**WHAT YOU ARE ASKED TO DO:** Locate the word "фраза" in the material, then show every line that holds it.

**PROVIDED DATA:**
——

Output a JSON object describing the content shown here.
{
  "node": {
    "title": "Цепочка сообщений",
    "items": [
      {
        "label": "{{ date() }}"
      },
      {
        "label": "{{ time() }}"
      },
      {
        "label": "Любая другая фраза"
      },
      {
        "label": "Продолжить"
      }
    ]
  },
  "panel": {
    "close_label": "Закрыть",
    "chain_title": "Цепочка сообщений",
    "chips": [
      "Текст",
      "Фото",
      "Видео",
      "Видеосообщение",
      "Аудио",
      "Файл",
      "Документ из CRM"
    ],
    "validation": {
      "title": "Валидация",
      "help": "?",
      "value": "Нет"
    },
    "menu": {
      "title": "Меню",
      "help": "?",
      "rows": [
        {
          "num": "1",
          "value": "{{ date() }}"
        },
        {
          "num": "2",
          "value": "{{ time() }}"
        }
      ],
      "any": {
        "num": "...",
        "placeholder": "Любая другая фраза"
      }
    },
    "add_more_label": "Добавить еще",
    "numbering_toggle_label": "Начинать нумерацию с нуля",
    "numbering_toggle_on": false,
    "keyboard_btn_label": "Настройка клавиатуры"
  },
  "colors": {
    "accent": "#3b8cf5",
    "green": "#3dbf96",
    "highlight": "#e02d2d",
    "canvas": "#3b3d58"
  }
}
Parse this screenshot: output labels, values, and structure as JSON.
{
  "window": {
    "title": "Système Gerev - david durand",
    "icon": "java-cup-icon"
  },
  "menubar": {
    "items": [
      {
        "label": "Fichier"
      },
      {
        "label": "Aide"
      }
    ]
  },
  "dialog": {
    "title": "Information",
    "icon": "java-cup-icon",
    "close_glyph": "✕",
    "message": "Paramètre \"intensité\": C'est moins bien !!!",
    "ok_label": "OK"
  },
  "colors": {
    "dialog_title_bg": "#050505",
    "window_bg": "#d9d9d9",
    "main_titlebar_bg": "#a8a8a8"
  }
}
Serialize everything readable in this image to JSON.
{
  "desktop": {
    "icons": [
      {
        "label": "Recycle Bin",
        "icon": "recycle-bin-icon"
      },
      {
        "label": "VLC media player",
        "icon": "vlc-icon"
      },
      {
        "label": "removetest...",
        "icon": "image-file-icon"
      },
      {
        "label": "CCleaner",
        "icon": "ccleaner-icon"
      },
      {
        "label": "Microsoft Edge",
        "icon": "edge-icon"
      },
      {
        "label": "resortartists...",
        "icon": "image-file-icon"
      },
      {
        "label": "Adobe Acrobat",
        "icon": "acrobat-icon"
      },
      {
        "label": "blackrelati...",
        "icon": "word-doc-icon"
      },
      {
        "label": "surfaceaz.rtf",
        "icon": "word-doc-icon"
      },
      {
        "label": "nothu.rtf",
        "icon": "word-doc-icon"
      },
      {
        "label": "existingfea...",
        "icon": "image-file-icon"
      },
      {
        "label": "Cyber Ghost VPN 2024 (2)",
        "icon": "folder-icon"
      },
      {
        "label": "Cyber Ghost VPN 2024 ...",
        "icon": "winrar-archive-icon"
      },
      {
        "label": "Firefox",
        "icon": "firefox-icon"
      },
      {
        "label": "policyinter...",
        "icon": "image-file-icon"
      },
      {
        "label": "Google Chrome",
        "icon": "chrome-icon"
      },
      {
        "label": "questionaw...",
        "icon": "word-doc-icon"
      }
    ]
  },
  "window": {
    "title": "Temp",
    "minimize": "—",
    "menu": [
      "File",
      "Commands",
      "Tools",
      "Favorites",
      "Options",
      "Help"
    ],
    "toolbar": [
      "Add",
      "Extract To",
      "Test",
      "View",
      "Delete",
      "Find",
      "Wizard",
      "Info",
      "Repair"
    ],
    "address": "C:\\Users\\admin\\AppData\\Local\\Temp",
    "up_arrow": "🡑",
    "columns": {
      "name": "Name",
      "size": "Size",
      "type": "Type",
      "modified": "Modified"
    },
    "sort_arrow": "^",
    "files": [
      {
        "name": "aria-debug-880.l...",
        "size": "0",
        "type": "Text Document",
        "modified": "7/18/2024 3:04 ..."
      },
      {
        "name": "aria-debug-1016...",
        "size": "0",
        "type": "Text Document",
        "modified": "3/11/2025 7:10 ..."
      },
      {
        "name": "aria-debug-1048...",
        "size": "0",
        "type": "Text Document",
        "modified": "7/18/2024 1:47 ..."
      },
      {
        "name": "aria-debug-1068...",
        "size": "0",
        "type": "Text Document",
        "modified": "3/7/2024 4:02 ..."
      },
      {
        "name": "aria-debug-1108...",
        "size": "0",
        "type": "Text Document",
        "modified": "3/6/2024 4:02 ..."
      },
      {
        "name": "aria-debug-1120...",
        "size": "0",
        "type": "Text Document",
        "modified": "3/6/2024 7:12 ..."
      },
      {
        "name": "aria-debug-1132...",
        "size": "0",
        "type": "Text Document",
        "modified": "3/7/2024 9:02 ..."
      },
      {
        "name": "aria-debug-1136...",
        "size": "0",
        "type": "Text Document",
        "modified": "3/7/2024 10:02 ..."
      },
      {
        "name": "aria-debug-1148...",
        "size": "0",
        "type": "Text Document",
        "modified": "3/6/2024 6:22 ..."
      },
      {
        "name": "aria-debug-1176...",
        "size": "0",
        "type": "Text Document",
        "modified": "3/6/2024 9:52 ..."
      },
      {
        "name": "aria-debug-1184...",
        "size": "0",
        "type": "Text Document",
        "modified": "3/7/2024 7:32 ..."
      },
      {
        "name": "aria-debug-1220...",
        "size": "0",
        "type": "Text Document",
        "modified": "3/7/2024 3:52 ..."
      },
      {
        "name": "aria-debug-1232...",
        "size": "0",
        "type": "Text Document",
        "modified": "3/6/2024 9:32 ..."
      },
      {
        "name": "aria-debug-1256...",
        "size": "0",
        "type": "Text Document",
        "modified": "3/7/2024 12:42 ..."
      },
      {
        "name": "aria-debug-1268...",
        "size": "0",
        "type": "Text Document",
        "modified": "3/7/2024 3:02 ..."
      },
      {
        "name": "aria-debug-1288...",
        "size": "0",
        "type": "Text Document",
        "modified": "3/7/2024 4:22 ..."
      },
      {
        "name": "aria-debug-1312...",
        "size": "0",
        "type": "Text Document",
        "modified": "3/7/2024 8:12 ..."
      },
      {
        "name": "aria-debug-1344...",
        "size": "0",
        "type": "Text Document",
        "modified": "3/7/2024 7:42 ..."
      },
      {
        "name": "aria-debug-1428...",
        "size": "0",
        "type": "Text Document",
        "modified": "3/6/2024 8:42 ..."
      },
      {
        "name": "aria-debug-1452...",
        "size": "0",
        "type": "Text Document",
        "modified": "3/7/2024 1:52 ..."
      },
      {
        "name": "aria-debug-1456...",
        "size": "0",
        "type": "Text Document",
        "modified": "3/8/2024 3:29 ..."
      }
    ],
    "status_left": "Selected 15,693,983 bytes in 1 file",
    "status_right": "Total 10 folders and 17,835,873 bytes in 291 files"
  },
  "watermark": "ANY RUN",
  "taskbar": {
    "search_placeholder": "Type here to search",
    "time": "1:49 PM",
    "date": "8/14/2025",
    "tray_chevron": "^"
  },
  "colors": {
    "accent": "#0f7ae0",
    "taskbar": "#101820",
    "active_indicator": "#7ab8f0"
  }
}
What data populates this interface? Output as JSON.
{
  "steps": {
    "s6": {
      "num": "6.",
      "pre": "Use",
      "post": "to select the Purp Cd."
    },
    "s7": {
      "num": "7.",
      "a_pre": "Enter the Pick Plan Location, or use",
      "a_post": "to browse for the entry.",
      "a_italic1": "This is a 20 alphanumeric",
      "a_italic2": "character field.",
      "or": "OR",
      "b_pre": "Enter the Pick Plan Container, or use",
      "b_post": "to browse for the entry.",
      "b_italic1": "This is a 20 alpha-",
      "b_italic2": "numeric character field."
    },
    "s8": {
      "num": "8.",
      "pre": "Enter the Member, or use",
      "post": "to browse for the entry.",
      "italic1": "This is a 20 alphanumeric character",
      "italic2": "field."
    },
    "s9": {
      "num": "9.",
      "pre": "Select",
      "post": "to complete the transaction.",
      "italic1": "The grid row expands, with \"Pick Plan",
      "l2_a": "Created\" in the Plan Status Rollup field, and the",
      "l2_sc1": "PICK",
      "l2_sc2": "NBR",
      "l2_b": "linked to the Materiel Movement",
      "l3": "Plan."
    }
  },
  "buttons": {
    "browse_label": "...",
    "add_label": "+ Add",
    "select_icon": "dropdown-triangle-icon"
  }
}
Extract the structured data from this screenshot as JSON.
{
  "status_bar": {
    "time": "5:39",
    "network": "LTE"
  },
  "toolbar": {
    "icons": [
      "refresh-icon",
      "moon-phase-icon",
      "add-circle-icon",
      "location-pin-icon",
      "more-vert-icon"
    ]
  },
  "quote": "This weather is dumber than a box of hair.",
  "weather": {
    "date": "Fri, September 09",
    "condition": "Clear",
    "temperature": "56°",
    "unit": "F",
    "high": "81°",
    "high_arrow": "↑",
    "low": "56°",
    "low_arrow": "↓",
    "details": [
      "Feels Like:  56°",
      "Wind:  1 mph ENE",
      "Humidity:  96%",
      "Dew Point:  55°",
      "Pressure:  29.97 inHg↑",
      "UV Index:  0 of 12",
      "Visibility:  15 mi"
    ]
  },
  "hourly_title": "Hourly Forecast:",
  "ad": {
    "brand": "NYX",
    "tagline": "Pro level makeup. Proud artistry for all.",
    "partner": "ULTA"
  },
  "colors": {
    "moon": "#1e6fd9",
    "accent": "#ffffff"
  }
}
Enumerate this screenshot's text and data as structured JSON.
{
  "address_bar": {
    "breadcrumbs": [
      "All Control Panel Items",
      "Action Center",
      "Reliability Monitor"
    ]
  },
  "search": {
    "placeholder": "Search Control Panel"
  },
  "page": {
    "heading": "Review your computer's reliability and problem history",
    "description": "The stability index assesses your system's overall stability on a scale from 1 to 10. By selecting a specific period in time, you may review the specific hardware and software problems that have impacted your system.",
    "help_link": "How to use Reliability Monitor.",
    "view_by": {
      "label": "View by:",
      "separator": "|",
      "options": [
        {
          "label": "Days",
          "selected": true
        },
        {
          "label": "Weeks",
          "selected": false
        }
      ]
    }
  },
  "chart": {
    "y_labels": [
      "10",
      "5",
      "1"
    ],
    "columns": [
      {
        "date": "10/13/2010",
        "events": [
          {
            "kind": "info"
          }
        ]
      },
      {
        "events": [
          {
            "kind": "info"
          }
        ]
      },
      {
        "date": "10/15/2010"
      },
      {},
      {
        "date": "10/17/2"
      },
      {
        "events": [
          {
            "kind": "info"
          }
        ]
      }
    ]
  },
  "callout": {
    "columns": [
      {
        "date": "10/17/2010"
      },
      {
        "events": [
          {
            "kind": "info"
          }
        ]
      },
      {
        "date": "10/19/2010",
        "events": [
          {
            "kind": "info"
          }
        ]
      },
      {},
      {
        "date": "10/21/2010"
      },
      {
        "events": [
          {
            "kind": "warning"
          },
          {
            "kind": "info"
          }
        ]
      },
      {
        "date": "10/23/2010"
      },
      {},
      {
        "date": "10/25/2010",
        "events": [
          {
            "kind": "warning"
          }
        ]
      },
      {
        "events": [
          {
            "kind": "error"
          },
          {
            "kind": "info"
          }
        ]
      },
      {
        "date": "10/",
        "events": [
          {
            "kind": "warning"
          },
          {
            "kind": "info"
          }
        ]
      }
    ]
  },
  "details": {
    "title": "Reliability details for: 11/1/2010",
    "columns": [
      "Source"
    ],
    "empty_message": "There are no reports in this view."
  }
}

——

**EXERCISE ANSWER:**
        "label": "Любая другая фраза"
        "placeholder": "Любая другая фраза"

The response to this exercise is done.